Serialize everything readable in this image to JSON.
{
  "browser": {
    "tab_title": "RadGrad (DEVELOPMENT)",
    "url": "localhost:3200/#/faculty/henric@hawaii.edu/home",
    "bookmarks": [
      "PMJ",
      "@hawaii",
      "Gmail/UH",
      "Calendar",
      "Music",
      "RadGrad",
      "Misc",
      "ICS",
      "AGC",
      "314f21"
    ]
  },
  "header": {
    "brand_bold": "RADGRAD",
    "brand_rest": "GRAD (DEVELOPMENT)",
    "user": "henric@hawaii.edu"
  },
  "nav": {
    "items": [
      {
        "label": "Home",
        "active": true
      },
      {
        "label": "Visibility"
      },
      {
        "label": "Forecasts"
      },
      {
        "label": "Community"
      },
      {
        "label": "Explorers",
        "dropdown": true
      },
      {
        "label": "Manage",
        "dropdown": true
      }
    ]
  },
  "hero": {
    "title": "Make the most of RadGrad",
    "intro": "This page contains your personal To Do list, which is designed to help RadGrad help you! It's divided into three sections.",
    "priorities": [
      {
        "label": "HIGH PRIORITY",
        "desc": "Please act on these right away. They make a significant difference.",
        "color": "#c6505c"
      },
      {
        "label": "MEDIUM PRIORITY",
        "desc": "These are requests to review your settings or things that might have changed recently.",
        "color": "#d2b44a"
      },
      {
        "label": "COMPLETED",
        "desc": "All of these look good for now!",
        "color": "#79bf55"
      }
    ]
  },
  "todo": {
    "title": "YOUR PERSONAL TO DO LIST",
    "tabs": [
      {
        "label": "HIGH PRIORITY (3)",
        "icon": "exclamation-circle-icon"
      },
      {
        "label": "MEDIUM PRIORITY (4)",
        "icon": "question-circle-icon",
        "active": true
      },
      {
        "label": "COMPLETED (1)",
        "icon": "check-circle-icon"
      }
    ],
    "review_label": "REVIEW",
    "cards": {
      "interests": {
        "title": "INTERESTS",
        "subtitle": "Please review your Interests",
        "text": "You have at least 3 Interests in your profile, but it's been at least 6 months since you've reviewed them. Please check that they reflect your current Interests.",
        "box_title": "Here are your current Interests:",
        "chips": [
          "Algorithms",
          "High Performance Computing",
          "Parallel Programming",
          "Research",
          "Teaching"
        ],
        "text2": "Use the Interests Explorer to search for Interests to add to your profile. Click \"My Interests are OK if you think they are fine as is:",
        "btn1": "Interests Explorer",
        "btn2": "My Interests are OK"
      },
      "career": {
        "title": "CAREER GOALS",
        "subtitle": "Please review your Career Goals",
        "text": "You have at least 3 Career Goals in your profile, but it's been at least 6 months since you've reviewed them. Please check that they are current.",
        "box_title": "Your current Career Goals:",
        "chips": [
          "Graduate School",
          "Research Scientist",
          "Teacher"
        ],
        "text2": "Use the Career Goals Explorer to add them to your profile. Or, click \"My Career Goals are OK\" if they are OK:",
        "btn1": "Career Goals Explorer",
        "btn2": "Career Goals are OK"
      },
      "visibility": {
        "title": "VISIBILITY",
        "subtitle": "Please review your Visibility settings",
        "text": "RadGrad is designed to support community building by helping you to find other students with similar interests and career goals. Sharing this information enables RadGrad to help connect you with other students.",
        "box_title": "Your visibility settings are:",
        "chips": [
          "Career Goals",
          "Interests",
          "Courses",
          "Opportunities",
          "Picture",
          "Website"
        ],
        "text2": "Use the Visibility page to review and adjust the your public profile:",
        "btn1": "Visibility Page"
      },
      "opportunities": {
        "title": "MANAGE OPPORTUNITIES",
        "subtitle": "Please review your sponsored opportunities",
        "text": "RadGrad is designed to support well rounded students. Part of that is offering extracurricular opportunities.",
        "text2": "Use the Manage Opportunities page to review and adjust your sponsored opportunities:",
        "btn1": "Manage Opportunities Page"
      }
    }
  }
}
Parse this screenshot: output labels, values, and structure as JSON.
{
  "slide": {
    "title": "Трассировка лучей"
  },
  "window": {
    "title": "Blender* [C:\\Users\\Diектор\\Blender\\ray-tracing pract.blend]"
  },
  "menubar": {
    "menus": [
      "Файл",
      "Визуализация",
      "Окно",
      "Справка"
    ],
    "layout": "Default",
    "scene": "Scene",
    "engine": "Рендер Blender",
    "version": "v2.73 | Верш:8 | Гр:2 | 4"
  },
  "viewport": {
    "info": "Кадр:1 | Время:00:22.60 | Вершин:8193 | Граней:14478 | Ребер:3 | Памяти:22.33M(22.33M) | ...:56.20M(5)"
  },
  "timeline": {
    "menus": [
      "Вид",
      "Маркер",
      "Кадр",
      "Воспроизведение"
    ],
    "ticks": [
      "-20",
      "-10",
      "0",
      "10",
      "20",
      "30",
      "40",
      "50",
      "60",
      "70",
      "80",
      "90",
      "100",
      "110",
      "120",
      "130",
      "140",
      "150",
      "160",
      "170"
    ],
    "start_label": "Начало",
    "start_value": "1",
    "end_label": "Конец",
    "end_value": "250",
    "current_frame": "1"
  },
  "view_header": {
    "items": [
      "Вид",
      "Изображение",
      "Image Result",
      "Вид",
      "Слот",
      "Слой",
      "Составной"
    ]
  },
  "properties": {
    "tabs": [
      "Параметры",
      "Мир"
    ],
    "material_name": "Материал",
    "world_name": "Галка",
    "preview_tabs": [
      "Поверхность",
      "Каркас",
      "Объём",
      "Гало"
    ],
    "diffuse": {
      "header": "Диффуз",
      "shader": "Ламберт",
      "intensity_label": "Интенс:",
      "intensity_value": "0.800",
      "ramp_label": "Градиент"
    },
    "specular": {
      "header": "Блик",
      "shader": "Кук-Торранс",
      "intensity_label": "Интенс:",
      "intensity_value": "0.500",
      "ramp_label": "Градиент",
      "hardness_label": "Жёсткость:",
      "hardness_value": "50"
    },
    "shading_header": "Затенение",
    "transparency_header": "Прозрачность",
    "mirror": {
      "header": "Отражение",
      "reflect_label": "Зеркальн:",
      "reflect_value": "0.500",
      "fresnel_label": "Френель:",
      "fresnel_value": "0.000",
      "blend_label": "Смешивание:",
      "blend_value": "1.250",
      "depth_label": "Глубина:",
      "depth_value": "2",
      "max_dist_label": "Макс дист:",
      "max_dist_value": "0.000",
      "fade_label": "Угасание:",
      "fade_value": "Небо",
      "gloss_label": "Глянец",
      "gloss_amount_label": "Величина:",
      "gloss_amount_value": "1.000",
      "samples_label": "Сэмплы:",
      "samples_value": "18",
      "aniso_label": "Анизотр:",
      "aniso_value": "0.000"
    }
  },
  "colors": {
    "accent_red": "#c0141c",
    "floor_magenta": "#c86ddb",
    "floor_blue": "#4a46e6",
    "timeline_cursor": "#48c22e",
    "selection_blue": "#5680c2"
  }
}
※
Using the exact wording, write out all of the records.

Serialize everything readable in this image to JSON.
{
  "browser": {
    "tab_title": "RadGrad (DEVELOPMENT)",
    "url": "localhost:3200/#/faculty/henric@hawaii.edu/home",
    "bookmarks": [
      "PMJ",
      "@hawaii",
      "Gmail/UH",
      "Calendar",
      "Music",
      "RadGrad",
      "Misc",
      "ICS",
      "AGC",
      "314f21"
    ]
  },
  "header": {
    "brand_bold": "RADGRAD",
    "brand_rest": "GRAD (DEVELOPMENT)",
    "user": "henric@hawaii.edu"
  },
  "nav": {
    "items": [
      {
        "label": "Home",
        "active": true
      },
      {
        "label": "Visibility"
      },
      {
        "label": "Forecasts"
      },
      {
        "label": "Community"
      },
      {
        "label": "Explorers",
        "dropdown": true
      },
      {
        "label": "Manage",
        "dropdown": true
      }
    ]
  },
  "hero": {
    "title": "Make the most of RadGrad",
    "intro": "This page contains your personal To Do list, which is designed to help RadGrad help you! It's divided into three sections.",
    "priorities": [
      {
        "label": "HIGH PRIORITY",
        "desc": "Please act on these right away. They make a significant difference.",
        "color": "#c6505c"
      },
      {
        "label": "MEDIUM PRIORITY",
        "desc": "These are requests to review your settings or things that might have changed recently.",
        "color": "#d2b44a"
      },
      {
        "label": "COMPLETED",
        "desc": "All of these look good for now!",
        "color": "#79bf55"
      }
    ]
  },
  "todo": {
    "title": "YOUR PERSONAL TO DO LIST",
    "tabs": [
      {
        "label": "HIGH PRIORITY (3)",
        "icon": "exclamation-circle-icon"
      },
      {
        "label": "MEDIUM PRIORITY (4)",
        "icon": "question-circle-icon",
        "active": true
      },
      {
        "label": "COMPLETED (1)",
        "icon": "check-circle-icon"
      }
    ],
    "review_label": "REVIEW",
    "cards": {
      "interests": {
        "title": "INTERESTS",
        "subtitle": "Please review your Interests",
        "text": "You have at least 3 Interests in your profile, but it's been at least 6 months since you've reviewed them. Please check that they reflect your current Interests.",
        "box_title": "Here are your current Interests:",
        "chips": [
          "Algorithms",
          "High Performance Computing",
          "Parallel Programming",
          "Research",
          "Teaching"
        ],
        "text2": "Use the Interests Explorer to search for Interests to add to your profile. Click \"My Interests are OK if you think they are fine as is:",
        "btn1": "Interests Explorer",
        "btn2": "My Interests are OK"
      },
      "career": {
        "title": "CAREER GOALS",
        "subtitle": "Please review your Career Goals",
        "text": "You have at least 3 Career Goals in your profile, but it's been at least 6 months since you've reviewed them. Please check that they are current.",
        "box_title": "Your current Career Goals:",
        "chips": [
          "Graduate School",
          "Research Scientist",
          "Teacher"
        ],
        "text2": "Use the Career Goals Explorer to add them to your profile. Or, click \"My Career Goals are OK\" if they are OK:",
        "btn1": "Career Goals Explorer",
        "btn2": "Career Goals are OK"
      },
      "visibility": {
        "title": "VISIBILITY",
        "subtitle": "Please review your Visibility settings",
        "text": "RadGrad is designed to support community building by helping you to find other students with similar interests and career goals. Sharing this information enables RadGrad to help connect you with other students.",
        "box_title": "Your visibility settings are:",
        "chips": [
          "Career Goals",
          "Interests",
          "Courses",
          "Opportunities",
          "Picture",
          "Website"
        ],
        "text2": "Use the Visibility page to review and adjust the your public profile:",
        "btn1": "Visibility Page"
      },
      "opportunities": {
        "title": "MANAGE OPPORTUNITIES",
        "subtitle": "Please review your sponsored opportunities",
        "text": "RadGrad is designed to support well rounded students. Part of that is offering extracurricular opportunities.",
        "text2": "Use the Manage Opportunities page to review and adjust your sponsored opportunities:",
        "btn1": "Manage Opportunities Page"
      }
    }
  }
}
Parse this screenshot: output labels, values, and structure as JSON.
{
  "slide": {
    "title": "Трассировка лучей"
  },
  "window": {
    "title": "Blender* [C:\\Users\\Diектор\\Blender\\ray-tracing pract.blend]"
  },
  "menubar": {
    "menus": [
      "Файл",
      "Визуализация",
      "Окно",
      "Справка"
    ],
    "layout": "Default",
    "scene": "Scene",
    "engine": "Рендер Blender",
    "version": "v2.73 | Верш:8 | Гр:2 | 4"
  },
  "viewport": {
    "info": "Кадр:1 | Время:00:22.60 | Вершин:8193 | Граней:14478 | Ребер:3 | Памяти:22.33M(22.33M) | ...:56.20M(5)"
  },
  "timeline": {
    "menus": [
      "Вид",
      "Маркер",
      "Кадр",
      "Воспроизведение"
    ],
    "ticks": [
      "-20",
      "-10",
      "0",
      "10",
      "20",
      "30",
      "40",
      "50",
      "60",
      "70",
      "80",
      "90",
      "100",
      "110",
      "120",
      "130",
      "140",
      "150",
      "160",
      "170"
    ],
    "start_label": "Начало",
    "start_value": "1",
    "end_label": "Конец",
    "end_value": "250",
    "current_frame": "1"
  },
  "view_header": {
    "items": [
      "Вид",
      "Изображение",
      "Image Result",
      "Вид",
      "Слот",
      "Слой",
      "Составной"
    ]
  },
  "properties": {
    "tabs": [
      "Параметры",
      "Мир"
    ],
    "material_name": "Материал",
    "world_name": "Галка",
    "preview_tabs": [
      "Поверхность",
      "Каркас",
      "Объём",
      "Гало"
    ],
    "diffuse": {
      "header": "Диффуз",
      "shader": "Ламберт",
      "intensity_label": "Интенс:",
      "intensity_value": "0.800",
      "ramp_label": "Градиент"
    },
    "specular": {
      "header": "Блик",
      "shader": "Кук-Торранс",
      "intensity_label": "Интенс:",
      "intensity_value": "0.500",
      "ramp_label": "Градиент",
      "hardness_label": "Жёсткость:",
      "hardness_value": "50"
    },
    "shading_header": "Затенение",
    "transparency_header": "Прозрачность",
    "mirror": {
      "header": "Отражение",
      "reflect_label": "Зеркальн:",
      "reflect_value": "0.500",
      "fresnel_label": "Френель:",
      "fresnel_value": "0.000",
      "blend_label": "Смешивание:",
      "blend_value": "1.250",
      "depth_label": "Глубина:",
      "depth_value": "2",
      "max_dist_label": "Макс дист:",
      "max_dist_value": "0.000",
      "fade_label": "Угасание:",
      "fade_value": "Небо",
      "gloss_label": "Глянец",
      "gloss_amount_label": "Величина:",
      "gloss_amount_value": "1.000",
      "samples_label": "Сэмплы:",
      "samples_value": "18",
      "aniso_label": "Анизотр:",
      "aniso_value": "0.000"
    }
  },
  "colors": {
    "accent_red": "#c0141c",
    "floor_magenta": "#c86ddb",
    "floor_blue": "#4a46e6",
    "timeline_cursor": "#48c22e",
    "selection_blue": "#5680c2"
  }
}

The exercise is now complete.